::: Input for this task

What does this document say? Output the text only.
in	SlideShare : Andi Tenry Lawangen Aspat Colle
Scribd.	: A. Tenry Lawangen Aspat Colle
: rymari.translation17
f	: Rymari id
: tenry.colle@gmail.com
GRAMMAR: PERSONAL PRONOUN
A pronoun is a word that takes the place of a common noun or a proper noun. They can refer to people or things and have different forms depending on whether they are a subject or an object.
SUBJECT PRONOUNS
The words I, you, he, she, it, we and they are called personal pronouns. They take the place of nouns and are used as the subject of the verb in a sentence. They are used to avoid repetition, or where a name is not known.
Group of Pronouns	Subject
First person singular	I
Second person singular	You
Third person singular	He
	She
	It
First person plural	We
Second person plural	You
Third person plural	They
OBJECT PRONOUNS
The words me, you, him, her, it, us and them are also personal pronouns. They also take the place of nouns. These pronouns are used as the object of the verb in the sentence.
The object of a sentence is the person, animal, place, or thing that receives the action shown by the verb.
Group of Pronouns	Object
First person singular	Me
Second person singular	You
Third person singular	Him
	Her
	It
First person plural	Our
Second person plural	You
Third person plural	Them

::::::
::: Input for this task

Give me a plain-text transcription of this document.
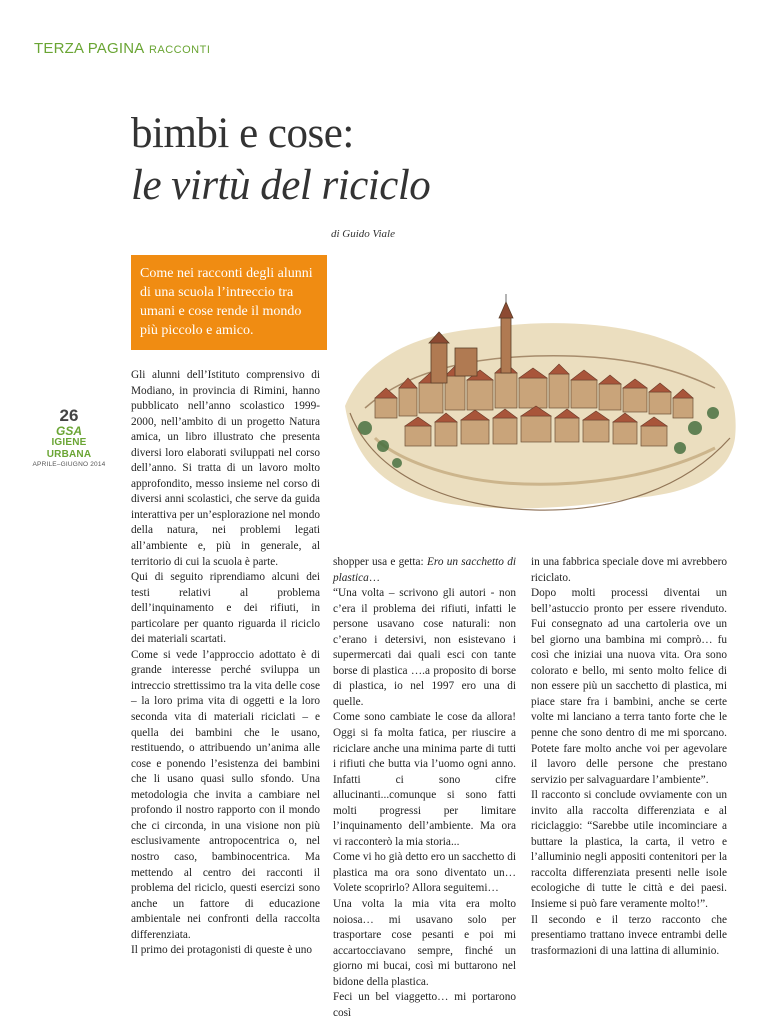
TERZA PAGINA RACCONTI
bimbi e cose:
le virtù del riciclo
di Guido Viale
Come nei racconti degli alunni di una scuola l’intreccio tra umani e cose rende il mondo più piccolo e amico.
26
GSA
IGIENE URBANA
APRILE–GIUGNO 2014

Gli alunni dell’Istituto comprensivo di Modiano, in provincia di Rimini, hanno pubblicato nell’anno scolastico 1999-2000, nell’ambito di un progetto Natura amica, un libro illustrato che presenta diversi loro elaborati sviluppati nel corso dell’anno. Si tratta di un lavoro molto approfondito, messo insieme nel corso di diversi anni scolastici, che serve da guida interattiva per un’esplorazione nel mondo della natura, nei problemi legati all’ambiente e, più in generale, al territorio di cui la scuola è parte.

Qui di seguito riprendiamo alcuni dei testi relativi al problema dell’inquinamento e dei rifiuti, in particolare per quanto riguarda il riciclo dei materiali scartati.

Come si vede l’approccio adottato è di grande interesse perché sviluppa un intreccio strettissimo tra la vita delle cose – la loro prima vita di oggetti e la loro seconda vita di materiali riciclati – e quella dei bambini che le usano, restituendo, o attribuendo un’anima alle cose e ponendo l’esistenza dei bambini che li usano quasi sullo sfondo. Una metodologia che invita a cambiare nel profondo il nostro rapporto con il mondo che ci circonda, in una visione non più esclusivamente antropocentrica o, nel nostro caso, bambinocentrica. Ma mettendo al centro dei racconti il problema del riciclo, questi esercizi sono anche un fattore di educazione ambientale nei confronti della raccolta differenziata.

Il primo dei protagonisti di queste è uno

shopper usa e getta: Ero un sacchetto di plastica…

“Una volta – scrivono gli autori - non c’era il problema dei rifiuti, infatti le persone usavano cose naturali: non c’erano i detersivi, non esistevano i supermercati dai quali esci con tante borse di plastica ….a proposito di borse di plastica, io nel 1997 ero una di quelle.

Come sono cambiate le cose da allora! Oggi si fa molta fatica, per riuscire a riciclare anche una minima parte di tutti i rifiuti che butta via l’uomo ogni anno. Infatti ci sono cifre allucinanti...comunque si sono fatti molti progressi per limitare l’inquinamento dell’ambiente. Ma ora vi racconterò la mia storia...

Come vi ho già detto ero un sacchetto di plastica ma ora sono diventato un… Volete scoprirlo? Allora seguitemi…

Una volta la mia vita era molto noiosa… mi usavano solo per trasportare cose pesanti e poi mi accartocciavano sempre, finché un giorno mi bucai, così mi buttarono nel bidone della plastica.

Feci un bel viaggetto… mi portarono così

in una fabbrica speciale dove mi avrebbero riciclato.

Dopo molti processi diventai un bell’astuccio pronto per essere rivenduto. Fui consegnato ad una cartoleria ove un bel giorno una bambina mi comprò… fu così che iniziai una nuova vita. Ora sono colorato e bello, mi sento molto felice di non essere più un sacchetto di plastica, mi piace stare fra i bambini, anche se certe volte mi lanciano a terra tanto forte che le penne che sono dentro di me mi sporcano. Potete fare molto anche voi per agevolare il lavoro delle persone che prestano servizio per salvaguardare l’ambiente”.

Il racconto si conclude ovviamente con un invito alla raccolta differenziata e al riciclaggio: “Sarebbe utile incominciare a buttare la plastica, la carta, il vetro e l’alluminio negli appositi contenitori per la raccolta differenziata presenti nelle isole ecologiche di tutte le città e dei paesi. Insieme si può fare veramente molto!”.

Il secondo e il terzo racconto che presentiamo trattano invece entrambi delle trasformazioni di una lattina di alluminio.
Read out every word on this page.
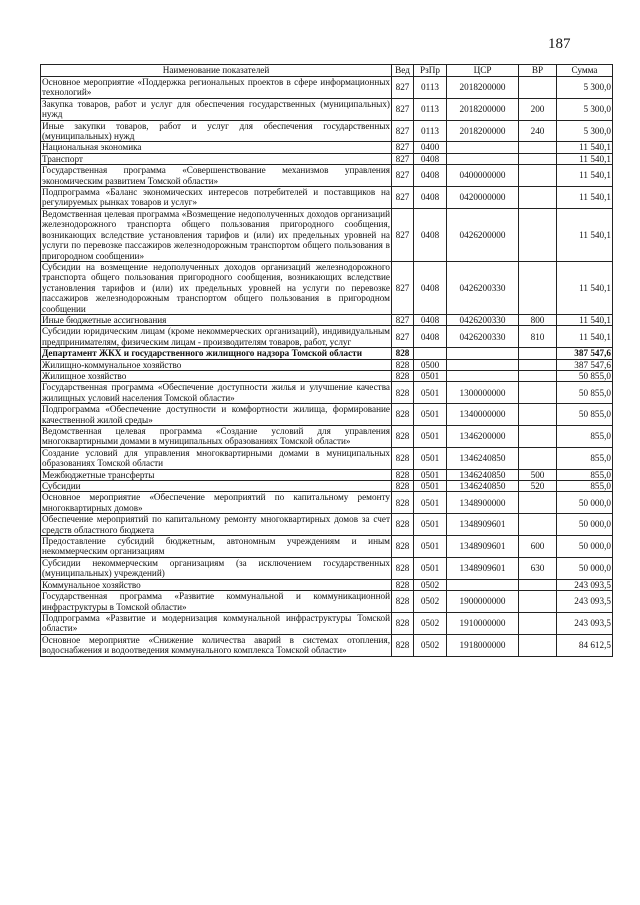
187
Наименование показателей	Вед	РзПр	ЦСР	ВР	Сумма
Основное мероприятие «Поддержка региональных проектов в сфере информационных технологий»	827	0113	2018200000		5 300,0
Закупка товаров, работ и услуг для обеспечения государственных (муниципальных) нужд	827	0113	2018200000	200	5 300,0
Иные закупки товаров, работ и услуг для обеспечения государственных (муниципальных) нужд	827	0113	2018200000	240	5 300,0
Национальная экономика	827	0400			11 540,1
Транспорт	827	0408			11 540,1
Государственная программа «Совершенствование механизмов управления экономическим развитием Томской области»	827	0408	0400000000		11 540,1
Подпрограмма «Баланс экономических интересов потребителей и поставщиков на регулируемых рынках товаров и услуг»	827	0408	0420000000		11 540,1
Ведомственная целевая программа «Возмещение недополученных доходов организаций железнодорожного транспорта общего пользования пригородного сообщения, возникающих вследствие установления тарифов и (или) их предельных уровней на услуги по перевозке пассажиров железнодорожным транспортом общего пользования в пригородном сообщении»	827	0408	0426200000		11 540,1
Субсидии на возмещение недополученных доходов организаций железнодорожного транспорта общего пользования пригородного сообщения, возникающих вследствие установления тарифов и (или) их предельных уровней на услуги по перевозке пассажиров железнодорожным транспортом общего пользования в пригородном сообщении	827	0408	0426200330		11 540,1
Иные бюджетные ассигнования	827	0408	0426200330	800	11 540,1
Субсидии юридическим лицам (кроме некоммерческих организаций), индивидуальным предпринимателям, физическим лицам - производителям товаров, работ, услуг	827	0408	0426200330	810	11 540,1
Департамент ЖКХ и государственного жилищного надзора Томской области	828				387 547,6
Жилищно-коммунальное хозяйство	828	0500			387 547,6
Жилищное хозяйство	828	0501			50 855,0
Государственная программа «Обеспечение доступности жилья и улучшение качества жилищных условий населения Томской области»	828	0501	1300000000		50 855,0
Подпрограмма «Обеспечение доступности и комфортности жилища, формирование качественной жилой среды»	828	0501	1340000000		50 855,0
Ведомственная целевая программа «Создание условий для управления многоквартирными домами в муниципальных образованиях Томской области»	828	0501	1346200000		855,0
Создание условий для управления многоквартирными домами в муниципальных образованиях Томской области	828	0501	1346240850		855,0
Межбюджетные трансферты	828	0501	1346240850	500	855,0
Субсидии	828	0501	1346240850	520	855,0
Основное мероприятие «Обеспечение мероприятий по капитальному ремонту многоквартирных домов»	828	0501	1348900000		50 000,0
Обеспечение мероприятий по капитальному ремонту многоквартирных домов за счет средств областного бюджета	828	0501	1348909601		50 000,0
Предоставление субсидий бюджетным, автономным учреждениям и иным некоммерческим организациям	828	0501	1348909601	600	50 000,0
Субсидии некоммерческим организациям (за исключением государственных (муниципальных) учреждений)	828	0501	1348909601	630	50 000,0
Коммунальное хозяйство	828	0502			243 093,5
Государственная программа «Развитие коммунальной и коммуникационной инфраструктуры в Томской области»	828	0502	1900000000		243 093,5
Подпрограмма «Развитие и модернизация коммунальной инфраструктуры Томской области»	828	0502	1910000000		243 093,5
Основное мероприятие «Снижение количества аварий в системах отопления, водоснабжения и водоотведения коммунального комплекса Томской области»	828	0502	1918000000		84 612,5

::::::

◆ **Given task**
Copy every line of the entries above in which "sentence" occurs.

◆ **The reply**
The words I, you, he, she, it, we and they are called personal pronouns. They take the place of nouns and are used as the subject of the verb in a sentence. They are used to avoid repetition, or where a name is not known.
The words me, you, him, her, it, us and them are also personal pronouns. They also take the place of nouns. These pronouns are used as the object of the verb in the sentence.
The object of a sentence is the person, animal, place, or thing that receives the action shown by the verb.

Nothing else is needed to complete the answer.